GOAL: Each line below should be quoted exactly, please.

(A block of data)
++++++++
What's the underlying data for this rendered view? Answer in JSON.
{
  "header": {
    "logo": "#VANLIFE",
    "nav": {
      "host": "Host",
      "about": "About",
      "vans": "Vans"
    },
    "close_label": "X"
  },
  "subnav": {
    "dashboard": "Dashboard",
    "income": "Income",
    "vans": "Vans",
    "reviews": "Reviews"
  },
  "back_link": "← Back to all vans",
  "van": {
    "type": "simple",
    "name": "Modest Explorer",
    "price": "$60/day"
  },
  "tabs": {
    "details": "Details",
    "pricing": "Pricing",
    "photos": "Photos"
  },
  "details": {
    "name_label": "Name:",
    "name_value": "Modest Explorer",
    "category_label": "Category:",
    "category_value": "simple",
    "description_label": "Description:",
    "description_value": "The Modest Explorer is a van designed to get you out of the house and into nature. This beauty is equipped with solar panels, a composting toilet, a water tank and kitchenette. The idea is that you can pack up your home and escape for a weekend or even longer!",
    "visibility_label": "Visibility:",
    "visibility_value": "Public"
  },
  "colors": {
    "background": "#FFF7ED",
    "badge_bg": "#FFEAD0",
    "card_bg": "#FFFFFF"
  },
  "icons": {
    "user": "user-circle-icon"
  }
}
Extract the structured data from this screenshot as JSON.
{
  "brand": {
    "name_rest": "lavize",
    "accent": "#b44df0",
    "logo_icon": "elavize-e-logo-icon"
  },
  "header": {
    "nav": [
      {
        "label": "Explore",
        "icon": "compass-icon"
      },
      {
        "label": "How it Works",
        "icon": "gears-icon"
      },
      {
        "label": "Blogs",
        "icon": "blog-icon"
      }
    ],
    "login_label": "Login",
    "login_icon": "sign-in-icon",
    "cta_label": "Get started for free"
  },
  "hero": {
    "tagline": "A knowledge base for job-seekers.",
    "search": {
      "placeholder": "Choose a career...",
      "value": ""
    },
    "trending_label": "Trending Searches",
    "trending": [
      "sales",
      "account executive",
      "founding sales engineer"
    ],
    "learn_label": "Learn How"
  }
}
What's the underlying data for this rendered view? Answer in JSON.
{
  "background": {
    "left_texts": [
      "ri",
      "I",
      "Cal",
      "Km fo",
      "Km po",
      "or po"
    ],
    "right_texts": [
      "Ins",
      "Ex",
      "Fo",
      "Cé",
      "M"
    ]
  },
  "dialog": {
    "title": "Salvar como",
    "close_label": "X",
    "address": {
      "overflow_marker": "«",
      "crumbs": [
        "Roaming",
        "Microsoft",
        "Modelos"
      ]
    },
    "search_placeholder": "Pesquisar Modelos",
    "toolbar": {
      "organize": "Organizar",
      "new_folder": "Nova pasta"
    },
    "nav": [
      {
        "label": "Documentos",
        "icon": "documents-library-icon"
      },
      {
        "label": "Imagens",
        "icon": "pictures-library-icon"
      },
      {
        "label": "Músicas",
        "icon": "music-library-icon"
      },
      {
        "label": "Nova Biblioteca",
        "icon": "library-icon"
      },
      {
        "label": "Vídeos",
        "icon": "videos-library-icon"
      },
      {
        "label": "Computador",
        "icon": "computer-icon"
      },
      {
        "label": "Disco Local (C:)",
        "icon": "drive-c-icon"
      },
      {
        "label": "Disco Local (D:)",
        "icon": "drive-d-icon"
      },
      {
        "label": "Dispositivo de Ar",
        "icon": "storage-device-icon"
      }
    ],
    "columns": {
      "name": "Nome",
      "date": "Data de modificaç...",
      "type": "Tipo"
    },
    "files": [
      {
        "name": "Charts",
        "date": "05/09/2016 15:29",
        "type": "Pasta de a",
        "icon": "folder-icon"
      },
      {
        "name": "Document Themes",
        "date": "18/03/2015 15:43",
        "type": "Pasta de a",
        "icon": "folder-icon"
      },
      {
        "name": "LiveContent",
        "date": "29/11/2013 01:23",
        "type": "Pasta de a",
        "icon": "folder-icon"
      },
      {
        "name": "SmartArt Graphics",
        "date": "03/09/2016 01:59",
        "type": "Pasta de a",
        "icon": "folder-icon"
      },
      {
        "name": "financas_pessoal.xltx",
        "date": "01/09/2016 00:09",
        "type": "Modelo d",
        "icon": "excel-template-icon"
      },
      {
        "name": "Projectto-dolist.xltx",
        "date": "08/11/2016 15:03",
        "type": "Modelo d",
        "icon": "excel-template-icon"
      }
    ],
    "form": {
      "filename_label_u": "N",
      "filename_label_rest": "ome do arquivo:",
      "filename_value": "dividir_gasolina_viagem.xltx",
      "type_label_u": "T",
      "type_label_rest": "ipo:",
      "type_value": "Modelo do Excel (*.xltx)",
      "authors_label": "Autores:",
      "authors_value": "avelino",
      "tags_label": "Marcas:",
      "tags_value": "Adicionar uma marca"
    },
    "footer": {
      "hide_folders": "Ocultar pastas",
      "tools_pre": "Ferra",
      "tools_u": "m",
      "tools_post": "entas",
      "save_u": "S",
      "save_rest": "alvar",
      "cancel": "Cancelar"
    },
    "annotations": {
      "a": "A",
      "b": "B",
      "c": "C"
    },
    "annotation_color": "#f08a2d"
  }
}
++++++++
EXPECTED ANSWER:
What's the underlying data for this rendered view? Answer in JSON.
{
  "header": {
    "logo": "#VANLIFE",
    "nav": {
      "host": "Host",
      "about": "About",
      "vans": "Vans"
    },
    "close_label": "X"
  },
  "subnav": {
    "dashboard": "Dashboard",
    "income": "Income",
    "vans": "Vans",
    "reviews": "Reviews"
  },
  "back_link": "← Back to all vans",
  "van": {
    "type": "simple",
    "name": "Modest Explorer",
    "price": "$60/day"
  },
  "tabs": {
    "details": "Details",
    "pricing": "Pricing",
    "photos": "Photos"
  },
  "details": {
    "name_label": "Name:",
    "name_value": "Modest Explorer",
    "category_label": "Category:",
    "category_value": "simple",
    "description_label": "Description:",
    "description_value": "The Modest Explorer is a van designed to get you out of the house and into nature. This beauty is equipped with solar panels, a composting toilet, a water tank and kitchenette. The idea is that you can pack up your home and escape for a weekend or even longer!",
    "visibility_label": "Visibility:",
    "visibility_value": "Public"
  },
  "colors": {
    "background": "#FFF7ED",
    "badge_bg": "#FFEAD0",
    "card_bg": "#FFFFFF"
  },
  "icons": {
    "user": "user-circle-icon"
  }
}
Extract the structured data from this screenshot as JSON.
{
  "brand": {
    "name_rest": "lavize",
    "accent": "#b44df0",
    "logo_icon": "elavize-e-logo-icon"
  },
  "header": {
    "nav": [
      {
        "label": "Explore",
        "icon": "compass-icon"
      },
      {
        "label": "How it Works",
        "icon": "gears-icon"
      },
      {
        "label": "Blogs",
        "icon": "blog-icon"
      }
    ],
    "login_label": "Login",
    "login_icon": "sign-in-icon",
    "cta_label": "Get started for free"
  },
  "hero": {
    "tagline": "A knowledge base for job-seekers.",
    "search": {
      "placeholder": "Choose a career...",
      "value": ""
    },
    "trending_label": "Trending Searches",
    "trending": [
      "sales",
      "account executive",
      "founding sales engineer"
    ],
    "learn_label": "Learn How"
  }
}
What's the underlying data for this rendered view? Answer in JSON.
{
  "background": {
    "left_texts": [
      "ri",
      "I",
      "Cal",
      "Km fo",
      "Km po",
      "or po"
    ],
    "right_texts": [
      "Ins",
      "Ex",
      "Fo",
      "Cé",
      "M"
    ]
  },
  "dialog": {
    "title": "Salvar como",
    "close_label": "X",
    "address": {
      "overflow_marker": "«",
      "crumbs": [
        "Roaming",
        "Microsoft",
        "Modelos"
      ]
    },
    "search_placeholder": "Pesquisar Modelos",
    "toolbar": {
      "organize": "Organizar",
      "new_folder": "Nova pasta"
    },
    "nav": [
      {
        "label": "Documentos",
        "icon": "documents-library-icon"
      },
      {
        "label": "Imagens",
        "icon": "pictures-library-icon"
      },
      {
        "label": "Músicas",
        "icon": "music-library-icon"
      },
      {
        "label": "Nova Biblioteca",
        "icon": "library-icon"
      },
      {
        "label": "Vídeos",
        "icon": "videos-library-icon"
      },
      {
        "label": "Computador",
        "icon": "computer-icon"
      },
      {
        "label": "Disco Local (C:)",
        "icon": "drive-c-icon"
      },
      {
        "label": "Disco Local (D:)",
        "icon": "drive-d-icon"
      },
      {
        "label": "Dispositivo de Ar",
        "icon": "storage-device-icon"
      }
    ],
    "columns": {
      "name": "Nome",
      "date": "Data de modificaç...",
      "type": "Tipo"
    },
    "files": [
      {
        "name": "Charts",
        "date": "05/09/2016 15:29",
        "type": "Pasta de a",
        "icon": "folder-icon"
      },
      {
        "name": "Document Themes",
        "date": "18/03/2015 15:43",
        "type": "Pasta de a",
        "icon": "folder-icon"
      },
      {
        "name": "LiveContent",
        "date": "29/11/2013 01:23",
        "type": "Pasta de a",
        "icon": "folder-icon"
      },
      {
        "name": "SmartArt Graphics",
        "date": "03/09/2016 01:59",
        "type": "Pasta de a",
        "icon": "folder-icon"
      },
      {
        "name": "financas_pessoal.xltx",
        "date": "01/09/2016 00:09",
        "type": "Modelo d",
        "icon": "excel-template-icon"
      },
      {
        "name": "Projectto-dolist.xltx",
        "date": "08/11/2016 15:03",
        "type": "Modelo d",
        "icon": "excel-template-icon"
      }
    ],
    "form": {
      "filename_label_u": "N",
      "filename_label_rest": "ome do arquivo:",
      "filename_value": "dividir_gasolina_viagem.xltx",
      "type_label_u": "T",
      "type_label_rest": "ipo:",
      "type_value": "Modelo do Excel (*.xltx)",
      "authors_label": "Autores:",
      "authors_value": "avelino",
      "tags_label": "Marcas:",
      "tags_value": "Adicionar uma marca"
    },
    "footer": {
      "hide_folders": "Ocultar pastas",
      "tools_pre": "Ferra",
      "tools_u": "m",
      "tools_post": "entas",
      "save_u": "S",
      "save_rest": "alvar",
      "cancel": "Cancelar"
    },
    "annotations": {
      "a": "A",
      "b": "B",
      "c": "C"
    },
    "annotation_color": "#f08a2d"
  }
}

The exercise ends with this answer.